RECORDS TO USE:
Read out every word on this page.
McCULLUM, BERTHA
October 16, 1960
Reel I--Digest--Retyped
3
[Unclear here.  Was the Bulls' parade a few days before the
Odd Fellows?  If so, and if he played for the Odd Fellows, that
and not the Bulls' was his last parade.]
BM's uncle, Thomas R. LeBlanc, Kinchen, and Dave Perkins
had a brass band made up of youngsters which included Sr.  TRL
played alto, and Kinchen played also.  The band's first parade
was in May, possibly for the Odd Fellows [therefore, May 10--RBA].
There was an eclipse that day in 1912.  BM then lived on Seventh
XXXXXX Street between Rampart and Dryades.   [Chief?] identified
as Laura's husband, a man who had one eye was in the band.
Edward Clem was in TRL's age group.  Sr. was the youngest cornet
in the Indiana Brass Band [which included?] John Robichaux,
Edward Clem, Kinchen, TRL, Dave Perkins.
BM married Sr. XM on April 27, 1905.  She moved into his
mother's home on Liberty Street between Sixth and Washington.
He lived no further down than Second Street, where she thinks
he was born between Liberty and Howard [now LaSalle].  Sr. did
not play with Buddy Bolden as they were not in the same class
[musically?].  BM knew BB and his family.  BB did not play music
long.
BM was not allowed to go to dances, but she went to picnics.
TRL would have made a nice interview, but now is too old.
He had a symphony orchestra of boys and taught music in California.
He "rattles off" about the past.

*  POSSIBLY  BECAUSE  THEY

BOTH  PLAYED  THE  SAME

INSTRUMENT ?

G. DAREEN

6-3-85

INSTRUCTIONS TO FOLLOW:
Which lines include the word "Kinchen"? Copy every one of them.

WRITTEN RESPONSE:
BM's uncle, Thomas R. LeBlanc, Kinchen, and Dave Perkins
played alto, and Kinchen played also.  The band's first parade
Edward Clem, Kinchen, TRL, Dave Perkins.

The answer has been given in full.